(Task data)
## Start

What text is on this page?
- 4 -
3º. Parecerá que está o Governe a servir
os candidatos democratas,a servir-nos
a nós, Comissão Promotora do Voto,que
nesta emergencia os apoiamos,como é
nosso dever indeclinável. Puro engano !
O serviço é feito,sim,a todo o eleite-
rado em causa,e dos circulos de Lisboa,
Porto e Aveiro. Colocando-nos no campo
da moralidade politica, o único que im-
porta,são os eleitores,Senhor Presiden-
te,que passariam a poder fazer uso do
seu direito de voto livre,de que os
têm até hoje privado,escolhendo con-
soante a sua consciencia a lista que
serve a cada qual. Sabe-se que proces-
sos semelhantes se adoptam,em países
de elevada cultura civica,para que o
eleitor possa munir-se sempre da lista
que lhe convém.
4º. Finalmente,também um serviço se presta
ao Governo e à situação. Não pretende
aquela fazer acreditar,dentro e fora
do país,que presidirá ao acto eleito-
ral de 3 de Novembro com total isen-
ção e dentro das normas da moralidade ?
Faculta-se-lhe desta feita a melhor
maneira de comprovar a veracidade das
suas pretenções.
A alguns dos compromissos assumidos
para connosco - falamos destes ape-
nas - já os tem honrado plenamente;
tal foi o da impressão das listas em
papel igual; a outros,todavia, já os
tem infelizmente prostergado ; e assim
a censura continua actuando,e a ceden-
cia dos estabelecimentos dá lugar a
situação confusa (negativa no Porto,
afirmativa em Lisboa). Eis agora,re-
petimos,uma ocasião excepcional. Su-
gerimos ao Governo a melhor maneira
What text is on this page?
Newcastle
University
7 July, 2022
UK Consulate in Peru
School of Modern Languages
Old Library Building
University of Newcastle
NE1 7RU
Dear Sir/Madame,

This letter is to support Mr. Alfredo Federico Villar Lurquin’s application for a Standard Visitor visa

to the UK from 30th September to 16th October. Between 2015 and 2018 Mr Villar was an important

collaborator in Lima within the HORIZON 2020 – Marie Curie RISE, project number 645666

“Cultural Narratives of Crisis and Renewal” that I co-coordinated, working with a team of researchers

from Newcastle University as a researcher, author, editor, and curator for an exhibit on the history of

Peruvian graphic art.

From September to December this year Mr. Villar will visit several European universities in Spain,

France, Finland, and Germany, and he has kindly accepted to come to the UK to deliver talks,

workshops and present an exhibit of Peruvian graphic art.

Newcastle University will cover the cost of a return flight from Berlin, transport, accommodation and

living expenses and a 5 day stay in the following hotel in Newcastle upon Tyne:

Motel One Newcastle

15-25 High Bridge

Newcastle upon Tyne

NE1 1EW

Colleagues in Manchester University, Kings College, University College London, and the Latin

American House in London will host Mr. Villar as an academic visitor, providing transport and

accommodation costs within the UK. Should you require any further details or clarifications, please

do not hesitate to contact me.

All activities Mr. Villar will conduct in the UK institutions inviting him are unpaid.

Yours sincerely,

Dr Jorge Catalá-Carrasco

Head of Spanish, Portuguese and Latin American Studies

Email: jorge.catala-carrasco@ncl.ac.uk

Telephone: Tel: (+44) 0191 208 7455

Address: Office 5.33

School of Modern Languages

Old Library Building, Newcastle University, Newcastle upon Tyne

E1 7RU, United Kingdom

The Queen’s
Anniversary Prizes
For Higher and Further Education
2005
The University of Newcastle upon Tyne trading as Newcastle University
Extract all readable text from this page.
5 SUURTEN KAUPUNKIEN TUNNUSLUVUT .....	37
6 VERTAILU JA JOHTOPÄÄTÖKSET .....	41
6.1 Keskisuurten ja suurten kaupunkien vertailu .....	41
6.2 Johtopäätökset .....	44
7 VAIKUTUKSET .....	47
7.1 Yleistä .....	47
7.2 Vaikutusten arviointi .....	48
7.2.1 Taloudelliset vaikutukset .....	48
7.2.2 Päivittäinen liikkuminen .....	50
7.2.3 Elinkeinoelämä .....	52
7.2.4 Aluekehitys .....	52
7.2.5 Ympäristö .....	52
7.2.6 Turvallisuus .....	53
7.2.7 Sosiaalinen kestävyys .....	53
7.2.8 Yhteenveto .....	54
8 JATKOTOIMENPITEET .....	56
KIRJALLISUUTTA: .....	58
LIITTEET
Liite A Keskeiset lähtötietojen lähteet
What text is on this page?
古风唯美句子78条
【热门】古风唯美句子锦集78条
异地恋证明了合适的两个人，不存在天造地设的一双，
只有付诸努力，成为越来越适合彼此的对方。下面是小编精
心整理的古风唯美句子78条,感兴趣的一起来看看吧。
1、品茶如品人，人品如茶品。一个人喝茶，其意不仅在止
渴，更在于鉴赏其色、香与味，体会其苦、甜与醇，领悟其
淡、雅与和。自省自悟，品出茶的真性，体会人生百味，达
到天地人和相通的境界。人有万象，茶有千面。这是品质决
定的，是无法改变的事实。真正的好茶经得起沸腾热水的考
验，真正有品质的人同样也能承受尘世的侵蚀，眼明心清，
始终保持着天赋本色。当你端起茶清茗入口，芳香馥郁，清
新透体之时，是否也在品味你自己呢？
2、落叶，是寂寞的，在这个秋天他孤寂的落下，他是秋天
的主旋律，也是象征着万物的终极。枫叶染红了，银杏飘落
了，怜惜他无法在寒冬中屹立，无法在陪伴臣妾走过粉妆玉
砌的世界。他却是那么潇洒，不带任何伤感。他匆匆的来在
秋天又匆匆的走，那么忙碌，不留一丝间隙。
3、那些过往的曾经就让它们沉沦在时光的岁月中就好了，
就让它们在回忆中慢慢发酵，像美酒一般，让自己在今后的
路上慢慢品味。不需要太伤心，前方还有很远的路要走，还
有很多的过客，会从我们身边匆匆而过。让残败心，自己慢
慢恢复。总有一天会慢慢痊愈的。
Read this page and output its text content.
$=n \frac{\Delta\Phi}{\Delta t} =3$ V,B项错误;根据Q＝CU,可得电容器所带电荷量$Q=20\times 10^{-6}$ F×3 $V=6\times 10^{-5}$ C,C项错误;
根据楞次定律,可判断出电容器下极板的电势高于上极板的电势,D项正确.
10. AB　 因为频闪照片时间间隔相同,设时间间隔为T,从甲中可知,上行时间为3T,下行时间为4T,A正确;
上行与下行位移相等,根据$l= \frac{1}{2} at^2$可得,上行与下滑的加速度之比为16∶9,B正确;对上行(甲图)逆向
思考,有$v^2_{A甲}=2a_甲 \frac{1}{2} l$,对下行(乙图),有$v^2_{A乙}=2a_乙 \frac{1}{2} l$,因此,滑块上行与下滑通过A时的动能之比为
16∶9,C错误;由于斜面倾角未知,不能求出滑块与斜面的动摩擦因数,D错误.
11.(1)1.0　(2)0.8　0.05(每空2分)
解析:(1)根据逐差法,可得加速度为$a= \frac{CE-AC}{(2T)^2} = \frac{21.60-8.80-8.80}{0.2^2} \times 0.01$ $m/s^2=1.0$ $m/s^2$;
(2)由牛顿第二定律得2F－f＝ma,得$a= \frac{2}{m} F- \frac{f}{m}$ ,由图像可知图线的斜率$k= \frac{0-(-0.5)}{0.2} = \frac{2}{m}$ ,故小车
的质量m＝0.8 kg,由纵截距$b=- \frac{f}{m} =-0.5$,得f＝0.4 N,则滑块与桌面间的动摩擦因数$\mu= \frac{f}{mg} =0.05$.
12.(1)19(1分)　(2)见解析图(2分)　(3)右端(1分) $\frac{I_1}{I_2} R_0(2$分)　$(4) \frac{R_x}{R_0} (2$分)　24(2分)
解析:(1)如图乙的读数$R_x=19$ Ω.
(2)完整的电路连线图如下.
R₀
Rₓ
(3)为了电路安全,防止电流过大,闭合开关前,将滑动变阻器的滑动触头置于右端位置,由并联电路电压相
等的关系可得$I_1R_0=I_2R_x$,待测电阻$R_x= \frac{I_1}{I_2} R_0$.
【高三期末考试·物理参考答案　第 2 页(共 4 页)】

## End

(Work instructions)
Look above for lines with the word "exhibit" and copy them all.

(Task response)
from Newcastle University as a researcher, author, editor, and curator for an exhibit on the history of
workshops and present an exhibit of Peruvian graphic art.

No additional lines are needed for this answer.